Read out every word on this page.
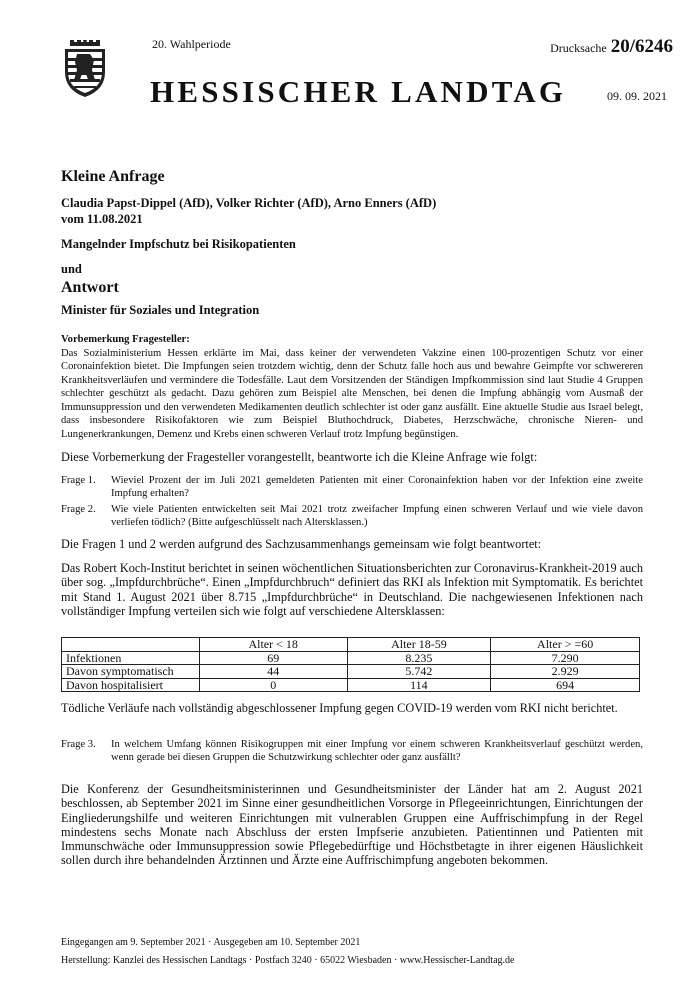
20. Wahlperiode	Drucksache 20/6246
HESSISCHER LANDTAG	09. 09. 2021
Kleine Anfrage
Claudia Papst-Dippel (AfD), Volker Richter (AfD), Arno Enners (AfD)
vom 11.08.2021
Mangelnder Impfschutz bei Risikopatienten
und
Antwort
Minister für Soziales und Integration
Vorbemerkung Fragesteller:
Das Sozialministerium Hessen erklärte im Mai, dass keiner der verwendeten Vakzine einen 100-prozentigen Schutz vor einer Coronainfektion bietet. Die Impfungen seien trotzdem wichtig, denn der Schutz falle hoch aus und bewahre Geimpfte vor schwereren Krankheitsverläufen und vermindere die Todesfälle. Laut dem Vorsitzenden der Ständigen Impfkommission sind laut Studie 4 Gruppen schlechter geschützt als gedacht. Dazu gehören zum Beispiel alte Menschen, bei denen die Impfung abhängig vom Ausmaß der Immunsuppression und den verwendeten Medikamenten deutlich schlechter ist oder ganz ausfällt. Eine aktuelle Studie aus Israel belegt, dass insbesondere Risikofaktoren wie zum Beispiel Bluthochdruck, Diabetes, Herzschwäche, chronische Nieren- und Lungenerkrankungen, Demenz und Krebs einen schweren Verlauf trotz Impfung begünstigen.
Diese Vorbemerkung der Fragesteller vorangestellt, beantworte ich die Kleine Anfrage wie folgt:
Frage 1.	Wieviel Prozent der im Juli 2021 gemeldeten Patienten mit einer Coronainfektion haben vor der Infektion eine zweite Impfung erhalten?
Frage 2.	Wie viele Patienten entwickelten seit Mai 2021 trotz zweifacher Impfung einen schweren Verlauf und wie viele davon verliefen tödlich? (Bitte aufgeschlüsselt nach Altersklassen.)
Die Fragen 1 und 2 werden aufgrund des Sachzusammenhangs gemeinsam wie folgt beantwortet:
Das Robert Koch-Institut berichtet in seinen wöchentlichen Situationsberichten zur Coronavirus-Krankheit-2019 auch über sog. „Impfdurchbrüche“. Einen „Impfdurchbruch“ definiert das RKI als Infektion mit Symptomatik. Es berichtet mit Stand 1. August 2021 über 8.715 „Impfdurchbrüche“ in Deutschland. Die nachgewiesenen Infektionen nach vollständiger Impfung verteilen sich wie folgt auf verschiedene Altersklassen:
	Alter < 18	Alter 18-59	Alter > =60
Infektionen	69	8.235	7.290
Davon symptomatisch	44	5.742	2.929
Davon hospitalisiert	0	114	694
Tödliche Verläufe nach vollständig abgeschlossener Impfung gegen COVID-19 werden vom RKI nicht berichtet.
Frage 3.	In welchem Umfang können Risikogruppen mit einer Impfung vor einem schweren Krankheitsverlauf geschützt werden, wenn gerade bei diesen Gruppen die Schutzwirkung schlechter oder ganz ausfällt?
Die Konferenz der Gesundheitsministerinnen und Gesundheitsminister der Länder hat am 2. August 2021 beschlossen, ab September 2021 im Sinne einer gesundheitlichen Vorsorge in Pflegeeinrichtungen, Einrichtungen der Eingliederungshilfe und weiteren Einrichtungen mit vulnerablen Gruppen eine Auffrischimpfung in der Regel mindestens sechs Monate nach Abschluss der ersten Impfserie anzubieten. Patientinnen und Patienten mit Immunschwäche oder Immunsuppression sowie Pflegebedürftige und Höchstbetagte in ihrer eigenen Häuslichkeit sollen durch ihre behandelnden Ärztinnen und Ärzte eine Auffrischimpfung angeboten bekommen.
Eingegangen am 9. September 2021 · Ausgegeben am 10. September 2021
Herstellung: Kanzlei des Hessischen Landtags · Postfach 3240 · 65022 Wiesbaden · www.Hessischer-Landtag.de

==

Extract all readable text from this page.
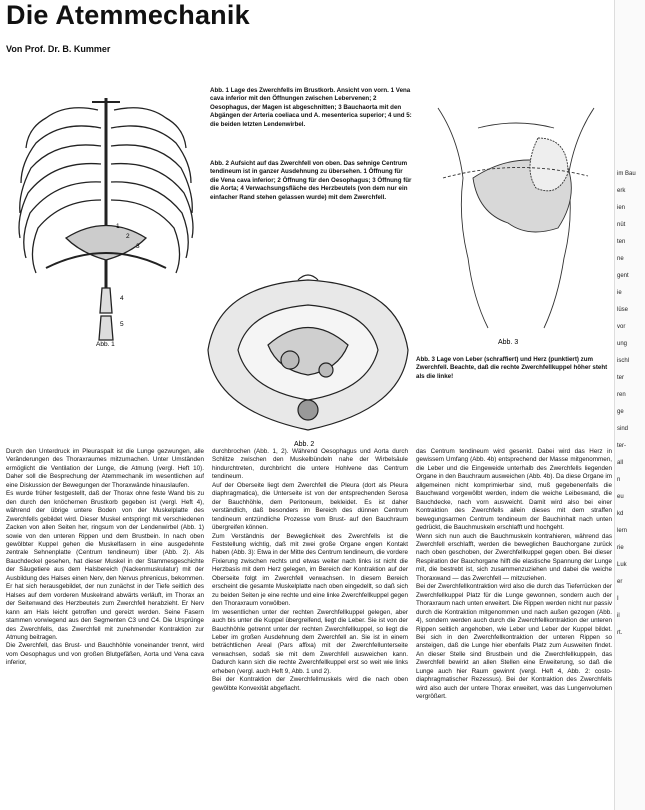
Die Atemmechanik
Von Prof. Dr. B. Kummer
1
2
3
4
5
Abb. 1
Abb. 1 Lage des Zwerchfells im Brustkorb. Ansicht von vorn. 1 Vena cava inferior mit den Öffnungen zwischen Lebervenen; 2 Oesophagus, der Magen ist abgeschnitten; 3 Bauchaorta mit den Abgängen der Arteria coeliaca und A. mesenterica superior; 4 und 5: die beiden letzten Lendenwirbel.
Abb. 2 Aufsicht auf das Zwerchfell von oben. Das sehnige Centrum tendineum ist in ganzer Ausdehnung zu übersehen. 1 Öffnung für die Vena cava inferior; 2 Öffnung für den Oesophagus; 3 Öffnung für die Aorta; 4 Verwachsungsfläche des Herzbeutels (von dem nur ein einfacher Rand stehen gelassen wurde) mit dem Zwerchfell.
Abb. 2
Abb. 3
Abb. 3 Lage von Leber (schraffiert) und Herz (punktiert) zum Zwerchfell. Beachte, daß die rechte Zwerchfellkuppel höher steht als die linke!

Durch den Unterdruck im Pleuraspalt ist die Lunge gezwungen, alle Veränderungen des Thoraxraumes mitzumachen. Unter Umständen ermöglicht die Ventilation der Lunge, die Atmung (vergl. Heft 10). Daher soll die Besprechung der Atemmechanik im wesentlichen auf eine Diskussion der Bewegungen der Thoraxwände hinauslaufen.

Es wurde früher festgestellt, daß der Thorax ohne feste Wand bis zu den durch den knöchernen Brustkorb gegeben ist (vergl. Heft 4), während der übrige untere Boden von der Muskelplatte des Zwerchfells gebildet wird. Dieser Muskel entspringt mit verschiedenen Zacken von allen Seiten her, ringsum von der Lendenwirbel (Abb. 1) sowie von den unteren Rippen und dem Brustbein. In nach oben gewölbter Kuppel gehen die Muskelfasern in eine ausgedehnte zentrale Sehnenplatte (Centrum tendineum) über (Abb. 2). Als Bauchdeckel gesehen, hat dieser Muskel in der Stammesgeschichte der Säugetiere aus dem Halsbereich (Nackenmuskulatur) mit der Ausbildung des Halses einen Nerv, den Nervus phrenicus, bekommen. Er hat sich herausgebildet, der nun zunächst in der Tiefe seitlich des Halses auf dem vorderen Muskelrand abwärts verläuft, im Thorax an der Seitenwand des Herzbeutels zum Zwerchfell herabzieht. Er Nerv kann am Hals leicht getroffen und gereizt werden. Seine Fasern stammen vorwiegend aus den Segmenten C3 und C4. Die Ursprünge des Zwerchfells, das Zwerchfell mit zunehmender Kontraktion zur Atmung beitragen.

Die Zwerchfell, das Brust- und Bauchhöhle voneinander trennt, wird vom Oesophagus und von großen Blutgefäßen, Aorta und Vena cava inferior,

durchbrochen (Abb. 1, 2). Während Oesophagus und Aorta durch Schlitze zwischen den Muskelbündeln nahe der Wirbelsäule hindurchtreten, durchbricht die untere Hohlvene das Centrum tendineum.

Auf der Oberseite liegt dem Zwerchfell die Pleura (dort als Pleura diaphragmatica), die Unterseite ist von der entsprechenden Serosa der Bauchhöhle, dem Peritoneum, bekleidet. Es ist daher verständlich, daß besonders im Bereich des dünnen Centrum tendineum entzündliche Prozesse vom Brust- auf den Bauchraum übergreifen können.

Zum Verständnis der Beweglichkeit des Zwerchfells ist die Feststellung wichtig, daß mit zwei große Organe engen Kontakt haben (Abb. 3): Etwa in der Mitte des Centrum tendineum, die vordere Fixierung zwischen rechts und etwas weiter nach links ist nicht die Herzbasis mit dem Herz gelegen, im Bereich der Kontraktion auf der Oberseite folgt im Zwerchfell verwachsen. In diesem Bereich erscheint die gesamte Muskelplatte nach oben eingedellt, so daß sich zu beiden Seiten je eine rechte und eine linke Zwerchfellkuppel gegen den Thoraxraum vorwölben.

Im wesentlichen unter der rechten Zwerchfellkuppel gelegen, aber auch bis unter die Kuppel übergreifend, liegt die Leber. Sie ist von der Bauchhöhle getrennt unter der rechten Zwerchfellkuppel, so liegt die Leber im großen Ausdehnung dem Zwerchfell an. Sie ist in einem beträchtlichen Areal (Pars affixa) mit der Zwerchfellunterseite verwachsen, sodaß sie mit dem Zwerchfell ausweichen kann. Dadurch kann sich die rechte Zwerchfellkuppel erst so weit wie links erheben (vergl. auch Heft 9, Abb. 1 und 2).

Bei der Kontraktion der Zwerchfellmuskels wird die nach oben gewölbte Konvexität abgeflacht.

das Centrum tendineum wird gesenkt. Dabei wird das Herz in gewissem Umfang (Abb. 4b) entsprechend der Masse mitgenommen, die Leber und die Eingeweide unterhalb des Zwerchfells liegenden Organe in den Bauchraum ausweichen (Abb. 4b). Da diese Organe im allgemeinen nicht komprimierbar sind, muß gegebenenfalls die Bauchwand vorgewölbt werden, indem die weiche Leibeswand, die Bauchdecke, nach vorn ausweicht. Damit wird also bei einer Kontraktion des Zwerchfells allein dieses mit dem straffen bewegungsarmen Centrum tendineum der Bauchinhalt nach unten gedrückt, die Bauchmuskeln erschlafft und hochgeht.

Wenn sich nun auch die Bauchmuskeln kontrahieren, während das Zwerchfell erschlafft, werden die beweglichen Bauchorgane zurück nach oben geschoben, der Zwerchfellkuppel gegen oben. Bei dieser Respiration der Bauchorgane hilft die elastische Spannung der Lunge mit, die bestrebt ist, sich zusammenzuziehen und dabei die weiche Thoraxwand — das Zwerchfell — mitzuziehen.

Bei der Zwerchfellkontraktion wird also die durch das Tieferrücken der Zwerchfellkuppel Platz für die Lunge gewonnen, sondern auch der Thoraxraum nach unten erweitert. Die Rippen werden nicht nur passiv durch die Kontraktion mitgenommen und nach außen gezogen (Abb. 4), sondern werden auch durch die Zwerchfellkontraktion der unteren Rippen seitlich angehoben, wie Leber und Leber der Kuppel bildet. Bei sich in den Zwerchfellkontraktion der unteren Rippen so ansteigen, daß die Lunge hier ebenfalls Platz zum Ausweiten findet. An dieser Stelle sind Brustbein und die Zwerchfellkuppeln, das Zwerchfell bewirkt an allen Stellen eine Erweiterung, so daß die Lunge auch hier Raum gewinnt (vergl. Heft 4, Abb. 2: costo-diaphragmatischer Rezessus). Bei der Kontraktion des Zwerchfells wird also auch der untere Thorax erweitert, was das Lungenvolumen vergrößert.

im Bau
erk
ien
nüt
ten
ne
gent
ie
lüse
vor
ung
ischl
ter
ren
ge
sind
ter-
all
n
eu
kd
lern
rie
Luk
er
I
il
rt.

---

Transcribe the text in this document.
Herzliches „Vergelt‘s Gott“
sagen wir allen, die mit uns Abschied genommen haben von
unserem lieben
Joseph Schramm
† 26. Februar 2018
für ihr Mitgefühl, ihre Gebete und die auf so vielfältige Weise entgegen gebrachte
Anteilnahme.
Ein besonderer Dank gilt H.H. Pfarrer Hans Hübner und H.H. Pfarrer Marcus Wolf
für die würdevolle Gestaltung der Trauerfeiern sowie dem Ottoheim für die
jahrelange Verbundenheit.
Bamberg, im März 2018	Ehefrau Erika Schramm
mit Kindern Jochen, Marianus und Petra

* _Work instruction_
Lines with the word "großen" in them should be copied from the preceding records.

* _Result of this exercise_
Die Zwerchfell, das Brust- und Bauchhöhle voneinander trennt, wird vom Oesophagus und von großen Blutgefäßen, Aorta und Vena cava inferior,
Im wesentlichen unter der rechten Zwerchfellkuppel gelegen, aber auch bis unter die Kuppel übergreifend, liegt die Leber. Sie ist von der Bauchhöhle getrennt unter der rechten Zwerchfellkuppel, so liegt die Leber im großen Ausdehnung dem Zwerchfell an. Sie ist in einem beträchtlichen Areal (Pars affixa) mit der Zwerchfellunterseite verwachsen, sodaß sie mit dem Zwerchfell ausweichen kann. Dadurch kann sich die rechte Zwerchfellkuppel erst so weit wie links erheben (vergl. auch Heft 9, Abb. 1 und 2).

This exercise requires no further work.